[Start EXERCISE INPUT]

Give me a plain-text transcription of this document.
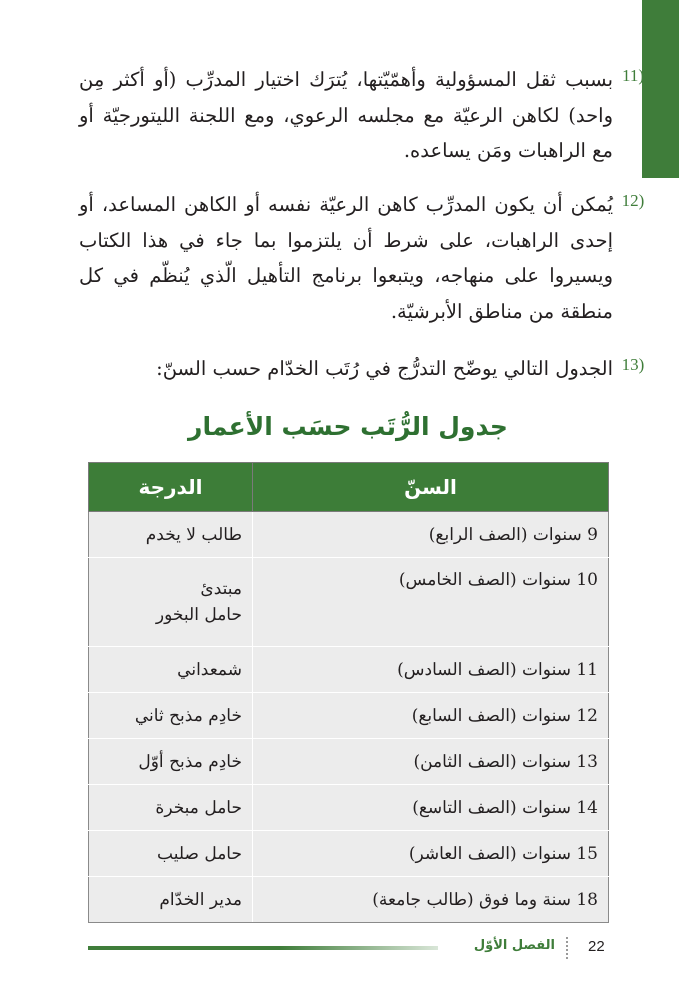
11)
بسبب ثقل المسؤولية وأهمّيّتها، يُترَك اختيار المدرِّب (أو أكثر مِن واحد) لكاهن الرعيّة مع مجلسه الرعوي، ومع اللجنة الليتورجيّة أو مع الراهبات ومَن يساعده.
12)
يُمكن أن يكون المدرِّب كاهن الرعيّة نفسه أو الكاهن المساعد، أو إحدى الراهبات، على شرط أن يلتزموا بما جاء في هذا الكتاب ويسيروا على منهاجه، ويتبعوا برنامج التأهيل الّذي يُنظّم في كل منطقة من مناطق الأبرشيّة.
13)
الجدول التالي يوضّح التدرُّج في رُتَب الخدّام حسب السنّ:
جدول الرُّتَب حسَب الأعمار
السنّ	الدرجة
9 سنوات (الصف الرابع)	طالب لا يخدم

10 سنوات (الصف الخامس)	مبتدئ
حامل البخور

11 سنوات (الصف السادس)	شمعداني

12 سنوات (الصف السابع)	خادِم مذبح ثاني

13 سنوات (الصف الثامن)	خادِم مذبح أوّل

14 سنوات (الصف التاسع)	حامل مبخرة

15 سنوات (الصف العاشر)	حامل صليب

18 سنة وما فوق (طالب جامعة)	مدير الخدّام
الفصل الأوّل 22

[End EXERCISE INPUT]

◆ **SHORT PROBLEM**
Output the material word for word, omitting its pictures.

◆ **SOLUTION FOR THIS TASK**
Give me a plain-text transcription of this document.
11)
بسبب ثقل المسؤولية وأهمّيّتها، يُترَك اختيار المدرِّب (أو أكثر مِن واحد) لكاهن الرعيّة مع مجلسه الرعوي، ومع اللجنة الليتورجيّة أو مع الراهبات ومَن يساعده.
12)
يُمكن أن يكون المدرِّب كاهن الرعيّة نفسه أو الكاهن المساعد، أو إحدى الراهبات، على شرط أن يلتزموا بما جاء في هذا الكتاب ويسيروا على منهاجه، ويتبعوا برنامج التأهيل الّذي يُنظّم في كل منطقة من مناطق الأبرشيّة.
13)
الجدول التالي يوضّح التدرُّج في رُتَب الخدّام حسب السنّ:
جدول الرُّتَب حسَب الأعمار
السنّ	الدرجة
9 سنوات (الصف الرابع)	طالب لا يخدم

10 سنوات (الصف الخامس)	مبتدئ
حامل البخور

11 سنوات (الصف السادس)	شمعداني

12 سنوات (الصف السابع)	خادِم مذبح ثاني

13 سنوات (الصف الثامن)	خادِم مذبح أوّل

14 سنوات (الصف التاسع)	حامل مبخرة

15 سنوات (الصف العاشر)	حامل صليب

18 سنة وما فوق (طالب جامعة)	مدير الخدّام
الفصل الأوّل 22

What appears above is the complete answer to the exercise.